═══ INPUT ═══

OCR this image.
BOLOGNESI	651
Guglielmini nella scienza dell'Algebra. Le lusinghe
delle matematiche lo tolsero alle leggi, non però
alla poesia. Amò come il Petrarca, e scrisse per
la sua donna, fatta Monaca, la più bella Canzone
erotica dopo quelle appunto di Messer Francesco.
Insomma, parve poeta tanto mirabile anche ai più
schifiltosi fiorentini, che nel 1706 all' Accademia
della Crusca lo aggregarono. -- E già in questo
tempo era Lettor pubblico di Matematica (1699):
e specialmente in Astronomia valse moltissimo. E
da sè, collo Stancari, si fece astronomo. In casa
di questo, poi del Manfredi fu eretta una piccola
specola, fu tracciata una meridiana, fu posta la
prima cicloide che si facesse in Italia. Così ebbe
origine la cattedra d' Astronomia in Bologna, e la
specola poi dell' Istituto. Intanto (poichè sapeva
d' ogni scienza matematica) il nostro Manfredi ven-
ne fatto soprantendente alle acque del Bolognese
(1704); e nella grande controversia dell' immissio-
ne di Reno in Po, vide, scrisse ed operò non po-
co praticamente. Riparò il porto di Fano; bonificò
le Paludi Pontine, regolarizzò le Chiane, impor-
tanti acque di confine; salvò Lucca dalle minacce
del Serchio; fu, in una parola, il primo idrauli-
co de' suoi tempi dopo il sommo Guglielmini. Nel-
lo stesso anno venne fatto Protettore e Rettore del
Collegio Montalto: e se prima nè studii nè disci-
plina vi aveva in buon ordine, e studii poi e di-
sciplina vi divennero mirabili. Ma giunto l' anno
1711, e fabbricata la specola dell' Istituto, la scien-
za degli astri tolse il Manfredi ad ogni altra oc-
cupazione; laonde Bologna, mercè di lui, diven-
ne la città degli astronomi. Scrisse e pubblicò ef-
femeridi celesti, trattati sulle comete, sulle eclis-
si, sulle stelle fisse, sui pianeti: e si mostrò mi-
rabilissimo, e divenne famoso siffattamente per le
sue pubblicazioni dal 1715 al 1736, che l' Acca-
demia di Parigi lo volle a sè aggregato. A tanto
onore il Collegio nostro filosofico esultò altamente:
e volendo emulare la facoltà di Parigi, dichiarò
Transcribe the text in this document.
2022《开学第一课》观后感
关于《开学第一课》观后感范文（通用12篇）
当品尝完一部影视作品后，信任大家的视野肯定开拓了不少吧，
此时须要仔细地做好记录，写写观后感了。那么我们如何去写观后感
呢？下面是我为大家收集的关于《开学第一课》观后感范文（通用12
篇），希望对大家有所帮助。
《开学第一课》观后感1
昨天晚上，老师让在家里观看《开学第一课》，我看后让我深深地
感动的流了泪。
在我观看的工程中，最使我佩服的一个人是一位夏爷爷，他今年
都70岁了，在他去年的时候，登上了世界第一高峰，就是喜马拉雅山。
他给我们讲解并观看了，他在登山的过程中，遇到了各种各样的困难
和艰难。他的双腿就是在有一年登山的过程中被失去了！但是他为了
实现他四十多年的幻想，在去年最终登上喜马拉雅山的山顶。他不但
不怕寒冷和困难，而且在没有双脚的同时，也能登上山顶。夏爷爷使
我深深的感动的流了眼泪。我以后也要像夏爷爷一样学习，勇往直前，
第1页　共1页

═══

▶ [PROBLEM DETAILS]
In the records above, tally the lines where the word "Parigi" appears, and give the number and nothing else.

▶ [REPLY TO THE EXERCISE]
2